→ **Record set**:
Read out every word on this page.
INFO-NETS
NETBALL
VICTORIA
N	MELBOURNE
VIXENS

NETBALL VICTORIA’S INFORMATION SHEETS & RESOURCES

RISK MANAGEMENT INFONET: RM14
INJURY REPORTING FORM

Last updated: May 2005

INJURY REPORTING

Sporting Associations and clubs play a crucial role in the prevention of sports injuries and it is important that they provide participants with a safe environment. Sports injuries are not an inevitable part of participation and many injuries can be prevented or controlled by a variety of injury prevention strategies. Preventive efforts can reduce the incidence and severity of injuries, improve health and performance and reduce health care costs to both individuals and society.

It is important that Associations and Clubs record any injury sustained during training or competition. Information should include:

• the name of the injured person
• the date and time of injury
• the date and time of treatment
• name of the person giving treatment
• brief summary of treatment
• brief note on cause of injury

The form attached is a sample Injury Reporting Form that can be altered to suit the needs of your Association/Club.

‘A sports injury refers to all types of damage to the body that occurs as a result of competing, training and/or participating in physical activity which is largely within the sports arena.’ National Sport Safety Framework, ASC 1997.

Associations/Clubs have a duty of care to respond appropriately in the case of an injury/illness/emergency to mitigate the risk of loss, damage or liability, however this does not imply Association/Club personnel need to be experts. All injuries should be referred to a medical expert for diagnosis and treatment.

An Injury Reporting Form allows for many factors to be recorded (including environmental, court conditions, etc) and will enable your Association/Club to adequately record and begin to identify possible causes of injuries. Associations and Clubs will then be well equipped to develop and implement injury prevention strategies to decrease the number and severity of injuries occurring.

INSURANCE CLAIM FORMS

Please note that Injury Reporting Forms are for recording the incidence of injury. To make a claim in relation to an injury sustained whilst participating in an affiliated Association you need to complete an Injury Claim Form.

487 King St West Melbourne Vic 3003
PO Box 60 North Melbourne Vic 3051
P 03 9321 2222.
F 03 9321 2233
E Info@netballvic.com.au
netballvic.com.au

→ **What needs to be done**: Repeat all the entries exactly as given.

→ **Exercise answer**:
Read out every word on this page.
INFO-NETS
NETBALL
VICTORIA
N	MELBOURNE
VIXENS

NETBALL VICTORIA’S INFORMATION SHEETS & RESOURCES

RISK MANAGEMENT INFONET: RM14
INJURY REPORTING FORM

Last updated: May 2005

INJURY REPORTING

Sporting Associations and clubs play a crucial role in the prevention of sports injuries and it is important that they provide participants with a safe environment. Sports injuries are not an inevitable part of participation and many injuries can be prevented or controlled by a variety of injury prevention strategies. Preventive efforts can reduce the incidence and severity of injuries, improve health and performance and reduce health care costs to both individuals and society.

It is important that Associations and Clubs record any injury sustained during training or competition. Information should include:

• the name of the injured person
• the date and time of injury
• the date and time of treatment
• name of the person giving treatment
• brief summary of treatment
• brief note on cause of injury

The form attached is a sample Injury Reporting Form that can be altered to suit the needs of your Association/Club.

‘A sports injury refers to all types of damage to the body that occurs as a result of competing, training and/or participating in physical activity which is largely within the sports arena.’ National Sport Safety Framework, ASC 1997.

Associations/Clubs have a duty of care to respond appropriately in the case of an injury/illness/emergency to mitigate the risk of loss, damage or liability, however this does not imply Association/Club personnel need to be experts. All injuries should be referred to a medical expert for diagnosis and treatment.

An Injury Reporting Form allows for many factors to be recorded (including environmental, court conditions, etc) and will enable your Association/Club to adequately record and begin to identify possible causes of injuries. Associations and Clubs will then be well equipped to develop and implement injury prevention strategies to decrease the number and severity of injuries occurring.

INSURANCE CLAIM FORMS

Please note that Injury Reporting Forms are for recording the incidence of injury. To make a claim in relation to an injury sustained whilst participating in an affiliated Association you need to complete an Injury Claim Form.

487 King St West Melbourne Vic 3003
PO Box 60 North Melbourne Vic 3051
P 03 9321 2222.
F 03 9321 2233
E Info@netballvic.com.au
netballvic.com.au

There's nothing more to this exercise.